Filter the records below and copy every line containing the word "Increase".
----------------
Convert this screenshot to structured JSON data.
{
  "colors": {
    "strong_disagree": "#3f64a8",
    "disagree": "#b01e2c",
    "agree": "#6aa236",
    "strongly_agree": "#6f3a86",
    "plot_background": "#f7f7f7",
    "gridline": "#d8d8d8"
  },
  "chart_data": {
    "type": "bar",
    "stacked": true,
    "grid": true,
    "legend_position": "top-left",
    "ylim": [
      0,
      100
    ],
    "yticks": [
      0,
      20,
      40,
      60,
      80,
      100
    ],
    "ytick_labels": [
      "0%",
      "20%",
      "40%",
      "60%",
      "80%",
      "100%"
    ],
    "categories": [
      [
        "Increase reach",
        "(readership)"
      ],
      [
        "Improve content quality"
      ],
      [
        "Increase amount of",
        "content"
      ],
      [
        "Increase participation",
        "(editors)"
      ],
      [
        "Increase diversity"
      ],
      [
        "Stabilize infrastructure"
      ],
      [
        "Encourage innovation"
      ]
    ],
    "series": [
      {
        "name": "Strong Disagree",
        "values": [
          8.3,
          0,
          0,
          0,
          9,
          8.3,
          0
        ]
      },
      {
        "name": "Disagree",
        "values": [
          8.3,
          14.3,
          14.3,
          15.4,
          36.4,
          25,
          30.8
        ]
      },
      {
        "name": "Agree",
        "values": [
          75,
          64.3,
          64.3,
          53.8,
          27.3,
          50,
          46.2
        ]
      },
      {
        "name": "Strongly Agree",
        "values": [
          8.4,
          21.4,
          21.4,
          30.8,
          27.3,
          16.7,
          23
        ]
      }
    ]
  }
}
----------------
COMPLETED TASK —
        "Increase reach",
        "Increase amount of",
        "Increase participation",
        "Increase diversity"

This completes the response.